-- Listed entries start --

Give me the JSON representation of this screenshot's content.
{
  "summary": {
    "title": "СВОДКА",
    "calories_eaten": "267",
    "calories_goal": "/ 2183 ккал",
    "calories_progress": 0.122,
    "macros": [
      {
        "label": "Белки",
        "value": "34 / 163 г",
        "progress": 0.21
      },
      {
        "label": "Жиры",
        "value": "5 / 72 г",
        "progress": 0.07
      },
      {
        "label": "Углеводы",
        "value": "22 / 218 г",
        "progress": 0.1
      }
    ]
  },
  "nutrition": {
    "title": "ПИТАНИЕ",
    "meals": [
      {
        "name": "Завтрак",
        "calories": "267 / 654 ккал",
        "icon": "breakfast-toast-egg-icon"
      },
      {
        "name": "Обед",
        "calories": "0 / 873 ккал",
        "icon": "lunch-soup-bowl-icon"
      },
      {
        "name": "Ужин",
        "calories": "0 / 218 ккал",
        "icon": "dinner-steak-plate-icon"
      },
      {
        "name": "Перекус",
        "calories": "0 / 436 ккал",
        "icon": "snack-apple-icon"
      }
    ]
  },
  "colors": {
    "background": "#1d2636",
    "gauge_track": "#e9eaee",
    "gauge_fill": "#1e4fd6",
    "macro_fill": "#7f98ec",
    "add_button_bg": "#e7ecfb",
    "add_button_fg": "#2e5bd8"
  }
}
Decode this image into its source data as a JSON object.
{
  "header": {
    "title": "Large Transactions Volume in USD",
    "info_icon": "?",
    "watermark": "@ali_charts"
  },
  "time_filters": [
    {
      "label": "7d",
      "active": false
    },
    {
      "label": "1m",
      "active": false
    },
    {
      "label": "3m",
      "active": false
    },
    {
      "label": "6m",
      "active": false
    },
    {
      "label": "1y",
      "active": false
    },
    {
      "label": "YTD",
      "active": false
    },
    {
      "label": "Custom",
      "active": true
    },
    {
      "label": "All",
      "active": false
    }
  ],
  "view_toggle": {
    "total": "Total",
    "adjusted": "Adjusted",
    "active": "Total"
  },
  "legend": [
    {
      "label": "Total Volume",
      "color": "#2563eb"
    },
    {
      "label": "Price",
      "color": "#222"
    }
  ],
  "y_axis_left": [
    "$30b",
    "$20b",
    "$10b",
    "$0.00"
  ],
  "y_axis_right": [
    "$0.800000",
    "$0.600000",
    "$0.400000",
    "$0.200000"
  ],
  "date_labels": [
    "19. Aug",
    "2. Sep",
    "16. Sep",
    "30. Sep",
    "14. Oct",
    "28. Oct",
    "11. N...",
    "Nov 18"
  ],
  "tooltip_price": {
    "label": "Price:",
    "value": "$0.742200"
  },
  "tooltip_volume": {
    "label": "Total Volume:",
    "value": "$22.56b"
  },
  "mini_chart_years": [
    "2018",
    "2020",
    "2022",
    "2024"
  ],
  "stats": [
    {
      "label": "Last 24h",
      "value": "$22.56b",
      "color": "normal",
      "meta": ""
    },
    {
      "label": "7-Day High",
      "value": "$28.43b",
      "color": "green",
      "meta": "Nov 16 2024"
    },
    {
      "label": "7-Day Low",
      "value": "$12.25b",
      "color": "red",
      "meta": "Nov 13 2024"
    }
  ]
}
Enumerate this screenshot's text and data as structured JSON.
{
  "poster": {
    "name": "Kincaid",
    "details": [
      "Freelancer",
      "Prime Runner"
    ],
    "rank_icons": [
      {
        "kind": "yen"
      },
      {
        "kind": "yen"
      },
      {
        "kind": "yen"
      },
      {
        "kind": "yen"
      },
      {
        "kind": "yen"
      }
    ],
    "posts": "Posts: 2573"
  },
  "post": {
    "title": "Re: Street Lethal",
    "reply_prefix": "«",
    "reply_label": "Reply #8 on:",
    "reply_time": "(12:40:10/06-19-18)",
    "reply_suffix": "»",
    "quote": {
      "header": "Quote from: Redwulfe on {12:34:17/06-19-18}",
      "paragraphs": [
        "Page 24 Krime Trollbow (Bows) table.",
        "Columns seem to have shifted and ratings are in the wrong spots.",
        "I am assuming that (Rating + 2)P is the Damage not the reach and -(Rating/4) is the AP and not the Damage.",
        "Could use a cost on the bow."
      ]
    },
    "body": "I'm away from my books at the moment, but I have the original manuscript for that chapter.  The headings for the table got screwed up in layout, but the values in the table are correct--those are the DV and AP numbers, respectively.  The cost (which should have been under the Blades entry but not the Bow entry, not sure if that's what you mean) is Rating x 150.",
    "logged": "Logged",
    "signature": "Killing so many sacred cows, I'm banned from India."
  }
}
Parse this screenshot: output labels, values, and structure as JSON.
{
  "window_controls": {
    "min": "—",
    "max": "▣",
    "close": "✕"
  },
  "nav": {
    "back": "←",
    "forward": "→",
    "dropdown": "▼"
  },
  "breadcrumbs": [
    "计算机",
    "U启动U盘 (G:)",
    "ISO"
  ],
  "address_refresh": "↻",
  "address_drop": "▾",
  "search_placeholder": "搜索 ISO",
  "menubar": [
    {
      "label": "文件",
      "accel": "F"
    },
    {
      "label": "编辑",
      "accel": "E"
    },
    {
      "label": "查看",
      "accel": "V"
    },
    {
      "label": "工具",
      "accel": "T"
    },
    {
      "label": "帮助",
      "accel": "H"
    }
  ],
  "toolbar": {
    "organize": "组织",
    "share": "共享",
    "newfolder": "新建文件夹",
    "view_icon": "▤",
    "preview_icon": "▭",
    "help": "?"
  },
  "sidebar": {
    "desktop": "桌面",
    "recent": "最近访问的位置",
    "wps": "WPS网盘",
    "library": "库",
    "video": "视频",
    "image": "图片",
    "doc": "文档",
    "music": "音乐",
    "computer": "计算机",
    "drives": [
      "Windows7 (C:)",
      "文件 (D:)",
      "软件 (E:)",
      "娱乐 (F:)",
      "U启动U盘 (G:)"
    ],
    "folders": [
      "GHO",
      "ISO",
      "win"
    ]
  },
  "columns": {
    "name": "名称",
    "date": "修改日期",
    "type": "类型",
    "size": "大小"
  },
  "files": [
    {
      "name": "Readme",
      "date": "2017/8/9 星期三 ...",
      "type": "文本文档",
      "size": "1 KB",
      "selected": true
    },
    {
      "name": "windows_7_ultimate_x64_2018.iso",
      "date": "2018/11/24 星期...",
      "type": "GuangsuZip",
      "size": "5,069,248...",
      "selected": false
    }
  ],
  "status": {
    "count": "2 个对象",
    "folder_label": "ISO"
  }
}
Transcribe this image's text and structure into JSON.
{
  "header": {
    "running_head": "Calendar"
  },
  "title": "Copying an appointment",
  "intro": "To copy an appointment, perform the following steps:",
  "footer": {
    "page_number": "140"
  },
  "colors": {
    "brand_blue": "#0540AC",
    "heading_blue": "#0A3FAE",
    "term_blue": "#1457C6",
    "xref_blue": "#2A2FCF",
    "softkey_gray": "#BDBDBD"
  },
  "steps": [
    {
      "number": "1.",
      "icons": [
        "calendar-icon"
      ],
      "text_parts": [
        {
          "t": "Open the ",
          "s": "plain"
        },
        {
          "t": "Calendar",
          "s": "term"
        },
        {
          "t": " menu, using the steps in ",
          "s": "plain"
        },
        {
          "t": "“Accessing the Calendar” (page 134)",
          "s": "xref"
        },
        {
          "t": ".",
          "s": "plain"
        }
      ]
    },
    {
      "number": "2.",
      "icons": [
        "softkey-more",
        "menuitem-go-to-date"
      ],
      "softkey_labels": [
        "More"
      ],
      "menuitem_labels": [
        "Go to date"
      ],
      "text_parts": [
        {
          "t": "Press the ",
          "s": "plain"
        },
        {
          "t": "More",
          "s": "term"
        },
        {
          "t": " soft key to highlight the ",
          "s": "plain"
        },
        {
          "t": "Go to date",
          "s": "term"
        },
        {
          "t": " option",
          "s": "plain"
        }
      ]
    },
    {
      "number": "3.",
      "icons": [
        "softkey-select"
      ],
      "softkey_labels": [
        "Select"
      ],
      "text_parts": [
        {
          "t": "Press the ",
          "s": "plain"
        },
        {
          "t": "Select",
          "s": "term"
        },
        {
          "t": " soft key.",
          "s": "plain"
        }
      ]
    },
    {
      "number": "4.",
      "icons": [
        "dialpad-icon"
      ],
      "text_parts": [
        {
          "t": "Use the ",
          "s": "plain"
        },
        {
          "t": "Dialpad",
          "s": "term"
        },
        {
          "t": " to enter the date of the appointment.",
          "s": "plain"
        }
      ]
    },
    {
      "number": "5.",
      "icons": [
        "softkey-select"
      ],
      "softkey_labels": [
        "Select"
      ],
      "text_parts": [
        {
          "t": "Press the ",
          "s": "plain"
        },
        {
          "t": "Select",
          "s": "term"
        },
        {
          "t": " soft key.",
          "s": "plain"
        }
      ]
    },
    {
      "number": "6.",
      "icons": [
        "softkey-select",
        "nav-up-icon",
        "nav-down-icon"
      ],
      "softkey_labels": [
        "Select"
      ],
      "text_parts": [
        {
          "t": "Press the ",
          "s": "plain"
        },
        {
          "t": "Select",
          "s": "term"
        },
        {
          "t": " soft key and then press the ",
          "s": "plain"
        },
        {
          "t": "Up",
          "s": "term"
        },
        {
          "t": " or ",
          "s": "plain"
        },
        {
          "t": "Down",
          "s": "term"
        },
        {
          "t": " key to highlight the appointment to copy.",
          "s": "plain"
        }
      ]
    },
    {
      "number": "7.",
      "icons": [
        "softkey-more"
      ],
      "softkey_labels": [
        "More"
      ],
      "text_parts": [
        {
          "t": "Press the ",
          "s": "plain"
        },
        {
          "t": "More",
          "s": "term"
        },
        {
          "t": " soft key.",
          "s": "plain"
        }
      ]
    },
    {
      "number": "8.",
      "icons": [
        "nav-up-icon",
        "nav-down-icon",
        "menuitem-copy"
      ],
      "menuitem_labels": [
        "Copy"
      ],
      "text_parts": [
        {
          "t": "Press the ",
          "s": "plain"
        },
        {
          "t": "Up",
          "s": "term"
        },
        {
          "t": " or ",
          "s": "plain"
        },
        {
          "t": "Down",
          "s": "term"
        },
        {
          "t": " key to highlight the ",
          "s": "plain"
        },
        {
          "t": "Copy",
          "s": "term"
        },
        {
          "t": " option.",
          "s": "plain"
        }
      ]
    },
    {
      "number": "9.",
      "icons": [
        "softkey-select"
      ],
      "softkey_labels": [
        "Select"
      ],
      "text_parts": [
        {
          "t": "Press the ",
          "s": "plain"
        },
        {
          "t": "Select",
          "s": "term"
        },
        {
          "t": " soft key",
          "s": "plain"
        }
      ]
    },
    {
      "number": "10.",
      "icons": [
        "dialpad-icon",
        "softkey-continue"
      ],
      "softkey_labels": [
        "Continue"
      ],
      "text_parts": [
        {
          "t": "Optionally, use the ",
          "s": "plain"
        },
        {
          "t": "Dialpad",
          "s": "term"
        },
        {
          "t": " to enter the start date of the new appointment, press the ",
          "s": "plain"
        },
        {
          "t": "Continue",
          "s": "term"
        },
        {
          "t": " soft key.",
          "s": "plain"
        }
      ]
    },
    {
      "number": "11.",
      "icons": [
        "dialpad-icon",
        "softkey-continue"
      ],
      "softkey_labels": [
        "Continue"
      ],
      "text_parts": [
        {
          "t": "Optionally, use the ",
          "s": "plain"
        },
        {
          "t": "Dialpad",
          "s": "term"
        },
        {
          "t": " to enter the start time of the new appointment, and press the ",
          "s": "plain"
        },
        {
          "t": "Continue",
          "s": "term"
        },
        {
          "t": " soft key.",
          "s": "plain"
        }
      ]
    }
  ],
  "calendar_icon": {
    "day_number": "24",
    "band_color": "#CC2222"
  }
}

-- Listed entries end --

**Work to complete**. Copy each line above where the string "data" occurs.

**Exercise result**.
Decode this image into its source data as a JSON object.
Enumerate this screenshot's text and data as structured JSON.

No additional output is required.